§ CHALLENGE
Output each entry exactly; skip nothing.

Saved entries
* * * *

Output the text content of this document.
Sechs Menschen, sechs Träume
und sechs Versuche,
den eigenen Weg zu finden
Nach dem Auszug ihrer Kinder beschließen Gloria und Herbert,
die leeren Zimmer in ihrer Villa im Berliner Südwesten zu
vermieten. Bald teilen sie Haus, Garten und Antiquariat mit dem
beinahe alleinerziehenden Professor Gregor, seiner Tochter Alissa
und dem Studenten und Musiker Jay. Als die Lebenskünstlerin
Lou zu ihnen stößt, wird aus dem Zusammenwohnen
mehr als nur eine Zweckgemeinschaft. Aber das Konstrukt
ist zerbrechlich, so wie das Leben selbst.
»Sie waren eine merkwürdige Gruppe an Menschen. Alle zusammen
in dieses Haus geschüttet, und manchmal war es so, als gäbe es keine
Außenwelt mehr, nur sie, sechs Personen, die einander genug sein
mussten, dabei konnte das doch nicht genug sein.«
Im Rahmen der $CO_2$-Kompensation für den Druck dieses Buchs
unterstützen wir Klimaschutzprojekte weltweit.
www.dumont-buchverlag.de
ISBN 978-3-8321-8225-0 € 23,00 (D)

* * * *

§ EXERCISE ANSWER
Output the text content of this document.
Sechs Menschen, sechs Träume
und sechs Versuche,
den eigenen Weg zu finden
Nach dem Auszug ihrer Kinder beschließen Gloria und Herbert,
die leeren Zimmer in ihrer Villa im Berliner Südwesten zu
vermieten. Bald teilen sie Haus, Garten und Antiquariat mit dem
beinahe alleinerziehenden Professor Gregor, seiner Tochter Alissa
und dem Studenten und Musiker Jay. Als die Lebenskünstlerin
Lou zu ihnen stößt, wird aus dem Zusammenwohnen
mehr als nur eine Zweckgemeinschaft. Aber das Konstrukt
ist zerbrechlich, so wie das Leben selbst.
»Sie waren eine merkwürdige Gruppe an Menschen. Alle zusammen
in dieses Haus geschüttet, und manchmal war es so, als gäbe es keine
Außenwelt mehr, nur sie, sechs Personen, die einander genug sein
mussten, dabei konnte das doch nicht genug sein.«
Im Rahmen der $CO_2$-Kompensation für den Druck dieses Buchs
unterstützen wir Klimaschutzprojekte weltweit.
www.dumont-buchverlag.de
ISBN 978-3-8321-8225-0 € 23,00 (D)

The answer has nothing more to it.